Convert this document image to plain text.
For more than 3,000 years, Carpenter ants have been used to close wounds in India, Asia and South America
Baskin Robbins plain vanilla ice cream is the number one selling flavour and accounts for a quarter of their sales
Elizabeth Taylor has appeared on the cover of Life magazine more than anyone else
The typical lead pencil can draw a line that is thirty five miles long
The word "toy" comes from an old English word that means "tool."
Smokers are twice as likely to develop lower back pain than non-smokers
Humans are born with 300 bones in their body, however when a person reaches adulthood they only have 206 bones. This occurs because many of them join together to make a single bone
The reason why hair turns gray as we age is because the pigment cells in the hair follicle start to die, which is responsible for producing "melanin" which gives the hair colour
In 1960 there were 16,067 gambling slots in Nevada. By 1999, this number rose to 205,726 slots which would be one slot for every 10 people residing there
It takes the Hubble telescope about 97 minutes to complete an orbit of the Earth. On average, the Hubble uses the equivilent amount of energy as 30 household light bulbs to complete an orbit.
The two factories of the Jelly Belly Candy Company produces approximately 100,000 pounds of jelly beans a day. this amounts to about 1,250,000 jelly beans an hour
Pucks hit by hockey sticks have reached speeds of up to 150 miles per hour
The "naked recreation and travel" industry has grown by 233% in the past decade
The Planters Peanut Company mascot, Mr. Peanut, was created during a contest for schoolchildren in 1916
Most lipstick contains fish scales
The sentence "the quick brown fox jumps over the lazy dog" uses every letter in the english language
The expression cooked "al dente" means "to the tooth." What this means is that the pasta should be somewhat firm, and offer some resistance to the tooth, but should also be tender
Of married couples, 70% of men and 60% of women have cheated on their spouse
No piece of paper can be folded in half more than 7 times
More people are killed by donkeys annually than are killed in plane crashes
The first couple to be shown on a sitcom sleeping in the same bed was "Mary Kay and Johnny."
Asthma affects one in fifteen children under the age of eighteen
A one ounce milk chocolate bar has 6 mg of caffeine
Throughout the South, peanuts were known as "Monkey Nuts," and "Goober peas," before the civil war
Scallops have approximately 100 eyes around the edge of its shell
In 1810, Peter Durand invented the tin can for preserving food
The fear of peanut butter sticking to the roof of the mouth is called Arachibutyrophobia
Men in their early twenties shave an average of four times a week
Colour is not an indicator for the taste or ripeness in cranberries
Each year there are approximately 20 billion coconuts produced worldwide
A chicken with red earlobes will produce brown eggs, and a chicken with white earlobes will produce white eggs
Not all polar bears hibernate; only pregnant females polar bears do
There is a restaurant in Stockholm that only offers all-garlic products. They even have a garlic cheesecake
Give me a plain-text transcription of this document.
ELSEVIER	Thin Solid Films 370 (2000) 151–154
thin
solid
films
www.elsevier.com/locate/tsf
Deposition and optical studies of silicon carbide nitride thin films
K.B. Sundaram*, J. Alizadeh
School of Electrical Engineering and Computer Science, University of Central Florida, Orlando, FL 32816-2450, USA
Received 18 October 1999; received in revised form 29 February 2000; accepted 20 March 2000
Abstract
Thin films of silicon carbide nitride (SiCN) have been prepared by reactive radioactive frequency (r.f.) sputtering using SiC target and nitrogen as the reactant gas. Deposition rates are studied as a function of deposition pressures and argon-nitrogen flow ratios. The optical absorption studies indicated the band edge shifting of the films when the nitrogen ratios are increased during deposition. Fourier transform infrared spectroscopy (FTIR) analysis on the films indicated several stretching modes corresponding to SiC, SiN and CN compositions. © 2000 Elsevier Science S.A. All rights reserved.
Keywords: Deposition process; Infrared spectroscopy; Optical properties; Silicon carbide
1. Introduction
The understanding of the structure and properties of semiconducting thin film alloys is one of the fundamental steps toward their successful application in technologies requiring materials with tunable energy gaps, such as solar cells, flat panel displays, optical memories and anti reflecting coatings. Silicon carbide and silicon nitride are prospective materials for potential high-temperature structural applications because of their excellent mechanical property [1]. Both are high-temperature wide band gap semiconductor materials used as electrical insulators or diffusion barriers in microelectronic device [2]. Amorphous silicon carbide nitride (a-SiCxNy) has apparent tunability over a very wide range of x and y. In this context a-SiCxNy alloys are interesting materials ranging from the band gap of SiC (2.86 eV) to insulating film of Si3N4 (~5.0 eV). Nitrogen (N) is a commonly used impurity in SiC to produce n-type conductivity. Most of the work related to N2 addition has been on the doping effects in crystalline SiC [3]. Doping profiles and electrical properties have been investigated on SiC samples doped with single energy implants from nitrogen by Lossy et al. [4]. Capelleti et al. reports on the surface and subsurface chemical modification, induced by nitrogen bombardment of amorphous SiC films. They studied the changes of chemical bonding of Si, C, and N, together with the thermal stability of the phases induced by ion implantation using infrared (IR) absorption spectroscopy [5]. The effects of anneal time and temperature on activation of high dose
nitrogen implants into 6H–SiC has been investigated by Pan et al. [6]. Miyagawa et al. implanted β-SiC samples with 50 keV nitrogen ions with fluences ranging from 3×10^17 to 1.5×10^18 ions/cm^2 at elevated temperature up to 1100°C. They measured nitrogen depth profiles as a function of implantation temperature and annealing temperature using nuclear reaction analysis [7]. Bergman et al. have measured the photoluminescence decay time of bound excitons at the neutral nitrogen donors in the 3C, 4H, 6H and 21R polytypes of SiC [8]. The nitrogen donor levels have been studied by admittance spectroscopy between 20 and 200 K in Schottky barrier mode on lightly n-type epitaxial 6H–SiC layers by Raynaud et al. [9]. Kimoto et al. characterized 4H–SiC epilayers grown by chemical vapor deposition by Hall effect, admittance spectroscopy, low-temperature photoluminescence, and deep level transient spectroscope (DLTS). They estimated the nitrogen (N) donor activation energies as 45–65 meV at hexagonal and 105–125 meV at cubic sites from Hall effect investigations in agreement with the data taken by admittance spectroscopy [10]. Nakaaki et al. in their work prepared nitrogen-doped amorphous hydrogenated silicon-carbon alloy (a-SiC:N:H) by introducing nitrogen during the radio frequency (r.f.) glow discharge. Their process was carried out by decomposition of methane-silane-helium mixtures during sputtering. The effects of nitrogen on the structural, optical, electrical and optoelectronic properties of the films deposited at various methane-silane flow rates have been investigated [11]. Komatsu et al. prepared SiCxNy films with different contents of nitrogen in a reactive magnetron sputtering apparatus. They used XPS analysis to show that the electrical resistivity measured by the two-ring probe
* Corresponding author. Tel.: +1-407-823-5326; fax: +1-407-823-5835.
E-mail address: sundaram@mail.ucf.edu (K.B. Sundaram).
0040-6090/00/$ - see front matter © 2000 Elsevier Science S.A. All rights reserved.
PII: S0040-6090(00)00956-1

════

▶ [Requirement] Write out the data again in full. Match it exactly.

▶ [Solution]
Convert this document image to plain text.
For more than 3,000 years, Carpenter ants have been used to close wounds in India, Asia and South America
Baskin Robbins plain vanilla ice cream is the number one selling flavour and accounts for a quarter of their sales
Elizabeth Taylor has appeared on the cover of Life magazine more than anyone else
The typical lead pencil can draw a line that is thirty five miles long
The word "toy" comes from an old English word that means "tool."
Smokers are twice as likely to develop lower back pain than non-smokers
Humans are born with 300 bones in their body, however when a person reaches adulthood they only have 206 bones. This occurs because many of them join together to make a single bone
The reason why hair turns gray as we age is because the pigment cells in the hair follicle start to die, which is responsible for producing "melanin" which gives the hair colour
In 1960 there were 16,067 gambling slots in Nevada. By 1999, this number rose to 205,726 slots which would be one slot for every 10 people residing there
It takes the Hubble telescope about 97 minutes to complete an orbit of the Earth. On average, the Hubble uses the equivilent amount of energy as 30 household light bulbs to complete an orbit.
The two factories of the Jelly Belly Candy Company produces approximately 100,000 pounds of jelly beans a day. this amounts to about 1,250,000 jelly beans an hour
Pucks hit by hockey sticks have reached speeds of up to 150 miles per hour
The "naked recreation and travel" industry has grown by 233% in the past decade
The Planters Peanut Company mascot, Mr. Peanut, was created during a contest for schoolchildren in 1916
Most lipstick contains fish scales
The sentence "the quick brown fox jumps over the lazy dog" uses every letter in the english language
The expression cooked "al dente" means "to the tooth." What this means is that the pasta should be somewhat firm, and offer some resistance to the tooth, but should also be tender
Of married couples, 70% of men and 60% of women have cheated on their spouse
No piece of paper can be folded in half more than 7 times
More people are killed by donkeys annually than are killed in plane crashes
The first couple to be shown on a sitcom sleeping in the same bed was "Mary Kay and Johnny."
Asthma affects one in fifteen children under the age of eighteen
A one ounce milk chocolate bar has 6 mg of caffeine
Throughout the South, peanuts were known as "Monkey Nuts," and "Goober peas," before the civil war
Scallops have approximately 100 eyes around the edge of its shell
In 1810, Peter Durand invented the tin can for preserving food
The fear of peanut butter sticking to the roof of the mouth is called Arachibutyrophobia
Men in their early twenties shave an average of four times a week
Colour is not an indicator for the taste or ripeness in cranberries
Each year there are approximately 20 billion coconuts produced worldwide
A chicken with red earlobes will produce brown eggs, and a chicken with white earlobes will produce white eggs
Not all polar bears hibernate; only pregnant females polar bears do
There is a restaurant in Stockholm that only offers all-garlic products. They even have a garlic cheesecake
Give me a plain-text transcription of this document.
ELSEVIER	Thin Solid Films 370 (2000) 151–154
thin
solid
films
www.elsevier.com/locate/tsf
Deposition and optical studies of silicon carbide nitride thin films
K.B. Sundaram*, J. Alizadeh
School of Electrical Engineering and Computer Science, University of Central Florida, Orlando, FL 32816-2450, USA
Received 18 October 1999; received in revised form 29 February 2000; accepted 20 March 2000
Abstract
Thin films of silicon carbide nitride (SiCN) have been prepared by reactive radioactive frequency (r.f.) sputtering using SiC target and nitrogen as the reactant gas. Deposition rates are studied as a function of deposition pressures and argon-nitrogen flow ratios. The optical absorption studies indicated the band edge shifting of the films when the nitrogen ratios are increased during deposition. Fourier transform infrared spectroscopy (FTIR) analysis on the films indicated several stretching modes corresponding to SiC, SiN and CN compositions. © 2000 Elsevier Science S.A. All rights reserved.
Keywords: Deposition process; Infrared spectroscopy; Optical properties; Silicon carbide
1. Introduction
The understanding of the structure and properties of semiconducting thin film alloys is one of the fundamental steps toward their successful application in technologies requiring materials with tunable energy gaps, such as solar cells, flat panel displays, optical memories and anti reflecting coatings. Silicon carbide and silicon nitride are prospective materials for potential high-temperature structural applications because of their excellent mechanical property [1]. Both are high-temperature wide band gap semiconductor materials used as electrical insulators or diffusion barriers in microelectronic device [2]. Amorphous silicon carbide nitride (a-SiCxNy) has apparent tunability over a very wide range of x and y. In this context a-SiCxNy alloys are interesting materials ranging from the band gap of SiC (2.86 eV) to insulating film of Si3N4 (~5.0 eV). Nitrogen (N) is a commonly used impurity in SiC to produce n-type conductivity. Most of the work related to N2 addition has been on the doping effects in crystalline SiC [3]. Doping profiles and electrical properties have been investigated on SiC samples doped with single energy implants from nitrogen by Lossy et al. [4]. Capelleti et al. reports on the surface and subsurface chemical modification, induced by nitrogen bombardment of amorphous SiC films. They studied the changes of chemical bonding of Si, C, and N, together with the thermal stability of the phases induced by ion implantation using infrared (IR) absorption spectroscopy [5]. The effects of anneal time and temperature on activation of high dose
nitrogen implants into 6H–SiC has been investigated by Pan et al. [6]. Miyagawa et al. implanted β-SiC samples with 50 keV nitrogen ions with fluences ranging from 3×10^17 to 1.5×10^18 ions/cm^2 at elevated temperature up to 1100°C. They measured nitrogen depth profiles as a function of implantation temperature and annealing temperature using nuclear reaction analysis [7]. Bergman et al. have measured the photoluminescence decay time of bound excitons at the neutral nitrogen donors in the 3C, 4H, 6H and 21R polytypes of SiC [8]. The nitrogen donor levels have been studied by admittance spectroscopy between 20 and 200 K in Schottky barrier mode on lightly n-type epitaxial 6H–SiC layers by Raynaud et al. [9]. Kimoto et al. characterized 4H–SiC epilayers grown by chemical vapor deposition by Hall effect, admittance spectroscopy, low-temperature photoluminescence, and deep level transient spectroscope (DLTS). They estimated the nitrogen (N) donor activation energies as 45–65 meV at hexagonal and 105–125 meV at cubic sites from Hall effect investigations in agreement with the data taken by admittance spectroscopy [10]. Nakaaki et al. in their work prepared nitrogen-doped amorphous hydrogenated silicon-carbon alloy (a-SiC:N:H) by introducing nitrogen during the radio frequency (r.f.) glow discharge. Their process was carried out by decomposition of methane-silane-helium mixtures during sputtering. The effects of nitrogen on the structural, optical, electrical and optoelectronic properties of the films deposited at various methane-silane flow rates have been investigated [11]. Komatsu et al. prepared SiCxNy films with different contents of nitrogen in a reactive magnetron sputtering apparatus. They used XPS analysis to show that the electrical resistivity measured by the two-ring probe
* Corresponding author. Tel.: +1-407-823-5326; fax: +1-407-823-5835.
E-mail address: sundaram@mail.ucf.edu (K.B. Sundaram).
0040-6090/00/$ - see front matter © 2000 Elsevier Science S.A. All rights reserved.
PII: S0040-6090(00)00956-1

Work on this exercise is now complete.